Extrait du texte →
+---+
Manish Swarup Manish Swarup / The Associated Press

NEW DELHI — Les premiers ministres de l’Inde et du Canada s’entendent pour faire la lutte à l’extrémisme et à ceux qui utilisent la religion pour diviser les peuples.

C’est ce qui a été révélé vendredi après que le premier ministre Narendra Modi ait chaleureusement accueilli son homologue Justin Trudeau au palais présidentiel, à New Delhi, pour des entretiens bilatéraux.

Ces entretiens ont eu lieu à la fin du voyage d’une semaine en Inde du premier ministre Trudeau, de son épouse et de leurs enfants.

Le premier ministre Modi n’a pas accueilli son vis-à-vis à son arrivée en Inde, samedi dernier. Ce n’est que cinq jours plus tard, jeudi, qu’il lui a publiquement souhaité la bienvenue sur son compte Twitter.

La semaine de M. Trudeau en Inde a été difficile. Peu de nouvelles économiques ont été annoncées et dans plusieurs médias, on s’est moqué de ses tenues vestimentaires.

De plus, le premier ministre a consacré beaucoup d’énergie à tenter de convaincre les autorités indiennes que son gouvernement n’encourageait pas le mouvement séparatiste sikh. Il a rencontré mercredi l’un des politiciens indiens qui croient le contraire, Amarinder Singh, ministre en chef de l’État du Pendjab.

Mais le lendemain, il a été révélé que Jaspal Atwal, un Canadien de religion sikhe qui avait tenté d’assassiner le ministre Malkiat Singh Sidhu en 1986, avait été invité à des réceptions données par le premier ministre canadien à Mumbai et à New Delhi. On l’a même vu sur une photographie aux côtés de l’épouse de M. Trudeau.
+---+
Matériel fourni →

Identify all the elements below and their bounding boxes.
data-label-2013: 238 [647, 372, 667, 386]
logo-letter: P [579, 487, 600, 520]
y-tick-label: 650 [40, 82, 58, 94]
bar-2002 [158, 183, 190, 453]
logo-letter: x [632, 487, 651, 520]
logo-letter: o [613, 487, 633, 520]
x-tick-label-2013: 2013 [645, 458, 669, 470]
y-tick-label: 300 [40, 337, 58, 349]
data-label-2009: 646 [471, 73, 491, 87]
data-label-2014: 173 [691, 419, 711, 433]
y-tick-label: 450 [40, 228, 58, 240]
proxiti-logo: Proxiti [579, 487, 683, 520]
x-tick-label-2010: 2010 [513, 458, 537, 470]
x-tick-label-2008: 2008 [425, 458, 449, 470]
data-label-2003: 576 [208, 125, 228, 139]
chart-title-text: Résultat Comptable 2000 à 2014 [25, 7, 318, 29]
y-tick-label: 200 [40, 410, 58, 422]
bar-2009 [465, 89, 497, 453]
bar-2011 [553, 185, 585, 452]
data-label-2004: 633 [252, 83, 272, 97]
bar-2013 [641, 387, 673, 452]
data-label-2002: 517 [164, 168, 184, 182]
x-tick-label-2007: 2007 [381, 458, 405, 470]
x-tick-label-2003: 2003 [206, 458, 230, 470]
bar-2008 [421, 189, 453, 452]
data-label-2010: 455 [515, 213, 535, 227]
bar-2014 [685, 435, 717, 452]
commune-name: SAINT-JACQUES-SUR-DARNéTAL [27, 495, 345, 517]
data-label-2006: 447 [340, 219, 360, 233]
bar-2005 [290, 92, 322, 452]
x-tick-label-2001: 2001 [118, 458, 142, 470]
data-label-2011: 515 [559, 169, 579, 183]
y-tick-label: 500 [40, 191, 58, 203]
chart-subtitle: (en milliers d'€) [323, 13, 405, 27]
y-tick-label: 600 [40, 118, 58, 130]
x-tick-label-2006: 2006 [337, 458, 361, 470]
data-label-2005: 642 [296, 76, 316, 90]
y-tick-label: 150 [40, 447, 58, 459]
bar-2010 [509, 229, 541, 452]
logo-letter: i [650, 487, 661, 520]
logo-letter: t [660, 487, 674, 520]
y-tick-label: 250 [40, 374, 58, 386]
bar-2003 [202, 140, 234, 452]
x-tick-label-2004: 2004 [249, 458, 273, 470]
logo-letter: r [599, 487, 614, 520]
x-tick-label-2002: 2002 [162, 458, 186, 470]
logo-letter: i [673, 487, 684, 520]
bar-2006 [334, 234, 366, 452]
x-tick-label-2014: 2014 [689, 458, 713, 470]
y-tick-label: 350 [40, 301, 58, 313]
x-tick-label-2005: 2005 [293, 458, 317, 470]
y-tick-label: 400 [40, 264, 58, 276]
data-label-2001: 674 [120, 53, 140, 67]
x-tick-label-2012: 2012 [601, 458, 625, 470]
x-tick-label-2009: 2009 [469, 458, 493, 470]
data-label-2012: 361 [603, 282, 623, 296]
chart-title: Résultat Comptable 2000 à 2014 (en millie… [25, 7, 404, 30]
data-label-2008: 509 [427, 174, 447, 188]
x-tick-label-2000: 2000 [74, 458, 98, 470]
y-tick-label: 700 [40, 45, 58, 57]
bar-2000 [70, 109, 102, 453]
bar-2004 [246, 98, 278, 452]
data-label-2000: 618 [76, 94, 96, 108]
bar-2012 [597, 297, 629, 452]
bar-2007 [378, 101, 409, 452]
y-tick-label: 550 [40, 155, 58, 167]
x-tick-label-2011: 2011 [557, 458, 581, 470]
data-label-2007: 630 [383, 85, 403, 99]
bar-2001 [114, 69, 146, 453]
+---+
Consigne → Reproduisez sans rien changer le passage de l'article sur la visite de Justin Trudeau en Inde qui va de « NEW DELHI — » jusqu'à « de leurs enfants. ». Les entrées ne jouent aucun rôle dans ce travail.

Votre réponse →
NEW DELHI — Les premiers ministres de l’Inde et du Canada s’entendent pour faire la lutte à l’extrémisme et à ceux qui utilisent la religion pour diviser les peuples.

C’est ce qui a été révélé vendredi après que le premier ministre Narendra Modi ait chaleureusement accueilli son homologue Justin Trudeau au palais présidentiel, à New Delhi, pour des entretiens bilatéraux.

Ces entretiens ont eu lieu à la fin du voyage d’une semaine en Inde du premier ministre Trudeau, de son épouse et de leurs enfants.